>> Begin LISTED RECORDS
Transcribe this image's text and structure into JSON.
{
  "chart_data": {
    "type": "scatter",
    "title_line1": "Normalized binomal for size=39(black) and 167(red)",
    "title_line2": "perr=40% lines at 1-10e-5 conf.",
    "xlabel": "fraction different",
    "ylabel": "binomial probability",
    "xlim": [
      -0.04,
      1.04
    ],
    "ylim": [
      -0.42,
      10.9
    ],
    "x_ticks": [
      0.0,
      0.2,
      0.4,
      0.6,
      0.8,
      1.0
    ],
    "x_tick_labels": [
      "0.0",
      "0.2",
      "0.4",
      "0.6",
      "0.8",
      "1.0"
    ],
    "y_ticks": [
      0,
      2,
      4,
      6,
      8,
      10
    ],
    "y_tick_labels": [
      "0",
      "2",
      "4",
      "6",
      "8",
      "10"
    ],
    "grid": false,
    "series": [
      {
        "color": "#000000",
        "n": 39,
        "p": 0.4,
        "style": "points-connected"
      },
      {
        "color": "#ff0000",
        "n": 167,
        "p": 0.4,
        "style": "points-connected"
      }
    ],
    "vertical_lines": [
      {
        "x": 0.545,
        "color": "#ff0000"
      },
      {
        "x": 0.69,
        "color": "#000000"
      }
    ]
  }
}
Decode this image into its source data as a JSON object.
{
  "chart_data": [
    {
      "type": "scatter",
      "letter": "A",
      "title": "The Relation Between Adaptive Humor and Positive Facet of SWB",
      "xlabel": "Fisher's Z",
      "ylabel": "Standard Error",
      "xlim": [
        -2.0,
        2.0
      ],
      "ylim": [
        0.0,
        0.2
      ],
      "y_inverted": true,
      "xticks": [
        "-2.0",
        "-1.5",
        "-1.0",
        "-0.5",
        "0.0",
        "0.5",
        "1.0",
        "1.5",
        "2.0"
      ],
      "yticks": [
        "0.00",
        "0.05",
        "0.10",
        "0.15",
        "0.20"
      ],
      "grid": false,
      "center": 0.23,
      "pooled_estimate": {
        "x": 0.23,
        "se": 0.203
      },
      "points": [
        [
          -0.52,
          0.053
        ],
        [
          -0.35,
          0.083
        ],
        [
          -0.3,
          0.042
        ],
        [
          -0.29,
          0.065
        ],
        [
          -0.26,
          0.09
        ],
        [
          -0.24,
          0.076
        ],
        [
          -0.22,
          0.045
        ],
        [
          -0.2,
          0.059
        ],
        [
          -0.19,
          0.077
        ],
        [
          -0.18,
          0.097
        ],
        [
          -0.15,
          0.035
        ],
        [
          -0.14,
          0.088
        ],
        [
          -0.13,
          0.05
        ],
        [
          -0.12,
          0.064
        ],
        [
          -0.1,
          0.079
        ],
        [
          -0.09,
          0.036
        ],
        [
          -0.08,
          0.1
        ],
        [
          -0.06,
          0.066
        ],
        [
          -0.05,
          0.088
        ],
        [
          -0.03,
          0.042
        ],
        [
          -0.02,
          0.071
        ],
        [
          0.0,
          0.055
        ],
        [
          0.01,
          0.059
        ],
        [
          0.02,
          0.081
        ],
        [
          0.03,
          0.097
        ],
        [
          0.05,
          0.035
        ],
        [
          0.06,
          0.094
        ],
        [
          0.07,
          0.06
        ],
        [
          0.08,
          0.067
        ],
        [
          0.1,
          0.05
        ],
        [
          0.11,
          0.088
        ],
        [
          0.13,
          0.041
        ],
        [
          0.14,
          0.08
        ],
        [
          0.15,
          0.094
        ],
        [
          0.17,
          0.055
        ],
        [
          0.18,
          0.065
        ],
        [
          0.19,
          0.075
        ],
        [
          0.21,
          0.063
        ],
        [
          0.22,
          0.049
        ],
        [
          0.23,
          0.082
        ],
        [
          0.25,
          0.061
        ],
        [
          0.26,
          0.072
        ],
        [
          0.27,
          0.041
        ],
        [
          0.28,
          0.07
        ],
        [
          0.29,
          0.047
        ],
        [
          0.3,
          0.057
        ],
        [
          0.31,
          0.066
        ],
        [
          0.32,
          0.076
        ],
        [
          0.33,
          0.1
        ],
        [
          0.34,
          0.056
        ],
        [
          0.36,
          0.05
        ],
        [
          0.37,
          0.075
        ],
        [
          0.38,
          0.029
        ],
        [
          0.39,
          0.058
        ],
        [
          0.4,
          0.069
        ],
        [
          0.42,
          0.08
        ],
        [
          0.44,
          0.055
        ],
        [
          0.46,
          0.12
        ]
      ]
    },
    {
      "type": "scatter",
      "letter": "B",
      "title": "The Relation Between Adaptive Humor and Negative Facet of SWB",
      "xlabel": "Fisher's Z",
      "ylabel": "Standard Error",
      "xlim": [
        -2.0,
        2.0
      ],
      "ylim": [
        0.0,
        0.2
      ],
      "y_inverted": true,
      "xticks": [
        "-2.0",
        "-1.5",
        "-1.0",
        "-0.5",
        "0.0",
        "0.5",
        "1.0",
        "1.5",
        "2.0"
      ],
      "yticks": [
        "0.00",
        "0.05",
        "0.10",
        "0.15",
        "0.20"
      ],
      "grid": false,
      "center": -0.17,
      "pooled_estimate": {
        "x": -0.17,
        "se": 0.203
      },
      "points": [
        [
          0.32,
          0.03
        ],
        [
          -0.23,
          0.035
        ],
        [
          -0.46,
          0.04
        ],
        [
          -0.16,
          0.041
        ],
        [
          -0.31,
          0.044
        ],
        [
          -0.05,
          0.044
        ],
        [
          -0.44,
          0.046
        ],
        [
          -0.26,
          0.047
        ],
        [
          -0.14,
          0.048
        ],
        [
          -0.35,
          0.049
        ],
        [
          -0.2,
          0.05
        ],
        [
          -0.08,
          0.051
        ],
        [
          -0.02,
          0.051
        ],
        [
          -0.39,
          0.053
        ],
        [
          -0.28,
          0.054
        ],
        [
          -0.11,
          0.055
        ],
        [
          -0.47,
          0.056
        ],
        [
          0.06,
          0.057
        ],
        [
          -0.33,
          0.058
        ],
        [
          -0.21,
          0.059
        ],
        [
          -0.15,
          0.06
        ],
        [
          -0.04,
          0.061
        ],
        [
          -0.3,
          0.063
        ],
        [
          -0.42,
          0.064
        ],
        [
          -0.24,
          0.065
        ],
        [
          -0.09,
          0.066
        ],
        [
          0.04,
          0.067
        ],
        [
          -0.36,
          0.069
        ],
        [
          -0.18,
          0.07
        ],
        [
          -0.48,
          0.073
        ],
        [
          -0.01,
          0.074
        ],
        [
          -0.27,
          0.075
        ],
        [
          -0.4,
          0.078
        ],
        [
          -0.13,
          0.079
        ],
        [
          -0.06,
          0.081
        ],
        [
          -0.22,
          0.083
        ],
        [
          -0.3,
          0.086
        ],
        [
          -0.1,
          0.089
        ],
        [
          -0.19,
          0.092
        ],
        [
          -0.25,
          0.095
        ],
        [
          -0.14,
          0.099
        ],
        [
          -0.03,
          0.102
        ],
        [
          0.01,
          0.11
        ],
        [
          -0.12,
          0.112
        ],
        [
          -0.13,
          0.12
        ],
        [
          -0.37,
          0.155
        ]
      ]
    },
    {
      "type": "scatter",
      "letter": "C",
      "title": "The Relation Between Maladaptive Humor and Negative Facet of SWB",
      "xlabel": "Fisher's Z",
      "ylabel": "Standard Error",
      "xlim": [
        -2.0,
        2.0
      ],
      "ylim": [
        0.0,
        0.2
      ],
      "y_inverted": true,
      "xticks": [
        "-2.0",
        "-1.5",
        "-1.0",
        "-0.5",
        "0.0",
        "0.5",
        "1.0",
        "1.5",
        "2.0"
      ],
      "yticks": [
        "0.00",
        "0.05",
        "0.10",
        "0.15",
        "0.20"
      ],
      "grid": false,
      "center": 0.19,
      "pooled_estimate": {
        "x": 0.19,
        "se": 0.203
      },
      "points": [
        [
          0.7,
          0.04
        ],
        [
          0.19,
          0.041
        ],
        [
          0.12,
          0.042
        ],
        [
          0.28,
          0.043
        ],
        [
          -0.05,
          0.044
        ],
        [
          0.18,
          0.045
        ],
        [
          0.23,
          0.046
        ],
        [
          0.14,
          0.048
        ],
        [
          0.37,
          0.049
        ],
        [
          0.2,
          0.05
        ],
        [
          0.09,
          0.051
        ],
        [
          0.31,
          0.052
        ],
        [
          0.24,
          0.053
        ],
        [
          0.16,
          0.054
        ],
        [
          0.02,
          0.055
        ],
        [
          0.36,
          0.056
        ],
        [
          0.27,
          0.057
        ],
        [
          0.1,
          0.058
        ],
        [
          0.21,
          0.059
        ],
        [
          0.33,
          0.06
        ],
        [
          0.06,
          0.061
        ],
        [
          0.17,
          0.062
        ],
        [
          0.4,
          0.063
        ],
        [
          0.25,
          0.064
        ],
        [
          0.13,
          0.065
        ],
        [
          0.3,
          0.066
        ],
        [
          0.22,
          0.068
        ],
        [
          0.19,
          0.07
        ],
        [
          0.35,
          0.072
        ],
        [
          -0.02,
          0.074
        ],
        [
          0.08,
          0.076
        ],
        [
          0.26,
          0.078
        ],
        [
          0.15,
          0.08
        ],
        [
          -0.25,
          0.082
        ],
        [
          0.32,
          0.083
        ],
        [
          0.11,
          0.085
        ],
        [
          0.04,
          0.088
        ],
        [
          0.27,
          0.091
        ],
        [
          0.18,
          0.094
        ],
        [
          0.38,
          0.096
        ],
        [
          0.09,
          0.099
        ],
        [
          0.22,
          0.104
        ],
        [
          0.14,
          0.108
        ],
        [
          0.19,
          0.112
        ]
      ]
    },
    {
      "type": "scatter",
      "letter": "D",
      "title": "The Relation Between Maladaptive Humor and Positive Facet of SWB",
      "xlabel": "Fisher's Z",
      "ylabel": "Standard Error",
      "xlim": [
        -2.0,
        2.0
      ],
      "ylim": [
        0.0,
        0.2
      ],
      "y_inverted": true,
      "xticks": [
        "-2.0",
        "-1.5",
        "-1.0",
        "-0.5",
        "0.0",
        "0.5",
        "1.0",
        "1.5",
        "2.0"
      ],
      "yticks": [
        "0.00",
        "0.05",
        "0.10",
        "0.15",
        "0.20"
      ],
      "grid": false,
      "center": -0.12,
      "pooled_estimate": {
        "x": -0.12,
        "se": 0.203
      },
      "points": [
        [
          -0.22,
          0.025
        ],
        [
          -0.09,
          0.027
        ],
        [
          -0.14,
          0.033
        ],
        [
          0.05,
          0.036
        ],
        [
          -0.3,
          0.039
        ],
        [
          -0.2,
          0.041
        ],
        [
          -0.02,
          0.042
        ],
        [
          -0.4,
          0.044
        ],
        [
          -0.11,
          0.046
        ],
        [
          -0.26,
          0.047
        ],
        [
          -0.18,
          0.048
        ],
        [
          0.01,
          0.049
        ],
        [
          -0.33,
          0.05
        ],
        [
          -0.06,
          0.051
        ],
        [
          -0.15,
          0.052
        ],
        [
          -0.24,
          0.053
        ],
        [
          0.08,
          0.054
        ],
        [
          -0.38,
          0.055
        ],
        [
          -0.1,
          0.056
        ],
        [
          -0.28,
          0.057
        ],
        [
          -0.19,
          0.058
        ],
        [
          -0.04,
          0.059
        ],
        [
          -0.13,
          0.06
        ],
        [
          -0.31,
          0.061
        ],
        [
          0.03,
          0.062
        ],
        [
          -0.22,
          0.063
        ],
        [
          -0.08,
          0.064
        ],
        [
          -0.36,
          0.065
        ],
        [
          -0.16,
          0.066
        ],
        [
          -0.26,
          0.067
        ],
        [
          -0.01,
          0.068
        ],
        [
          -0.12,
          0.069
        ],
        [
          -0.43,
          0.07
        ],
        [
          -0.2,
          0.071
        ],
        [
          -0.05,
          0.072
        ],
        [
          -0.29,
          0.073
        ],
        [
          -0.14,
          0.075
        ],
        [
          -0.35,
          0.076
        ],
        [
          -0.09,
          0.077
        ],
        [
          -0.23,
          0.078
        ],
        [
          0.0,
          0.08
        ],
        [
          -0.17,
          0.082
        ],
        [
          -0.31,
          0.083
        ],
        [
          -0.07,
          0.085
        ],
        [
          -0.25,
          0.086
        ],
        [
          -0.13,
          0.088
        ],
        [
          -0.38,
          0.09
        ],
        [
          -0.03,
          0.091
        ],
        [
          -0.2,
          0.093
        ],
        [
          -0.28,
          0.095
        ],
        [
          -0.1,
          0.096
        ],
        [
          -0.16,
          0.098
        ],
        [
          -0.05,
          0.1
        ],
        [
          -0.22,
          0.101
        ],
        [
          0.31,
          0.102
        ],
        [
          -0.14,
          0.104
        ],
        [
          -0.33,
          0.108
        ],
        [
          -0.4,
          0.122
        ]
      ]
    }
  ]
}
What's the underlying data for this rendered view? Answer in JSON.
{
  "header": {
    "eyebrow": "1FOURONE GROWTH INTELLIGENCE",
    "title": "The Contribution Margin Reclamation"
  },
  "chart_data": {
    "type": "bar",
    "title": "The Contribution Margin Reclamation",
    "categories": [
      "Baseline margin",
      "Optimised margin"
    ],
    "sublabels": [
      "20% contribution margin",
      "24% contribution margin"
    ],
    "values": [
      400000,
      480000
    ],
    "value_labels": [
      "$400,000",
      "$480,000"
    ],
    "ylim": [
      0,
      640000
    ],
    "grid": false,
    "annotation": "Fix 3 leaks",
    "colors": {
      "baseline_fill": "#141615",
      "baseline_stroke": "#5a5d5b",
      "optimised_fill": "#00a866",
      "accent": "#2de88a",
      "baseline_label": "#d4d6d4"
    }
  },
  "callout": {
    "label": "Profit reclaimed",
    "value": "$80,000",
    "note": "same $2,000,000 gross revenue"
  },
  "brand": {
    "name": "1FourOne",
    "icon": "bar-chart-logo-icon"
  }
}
>> End LISTED RECORDS
== DIRECTION ==
Copy out every line of the material above that mentions the word "this".

== FINISHED TASK ==
Transcribe this image's text and structure into JSON.
Decode this image into its source data as a JSON object.
What's the underlying data for this rendered view? Answer in JSON.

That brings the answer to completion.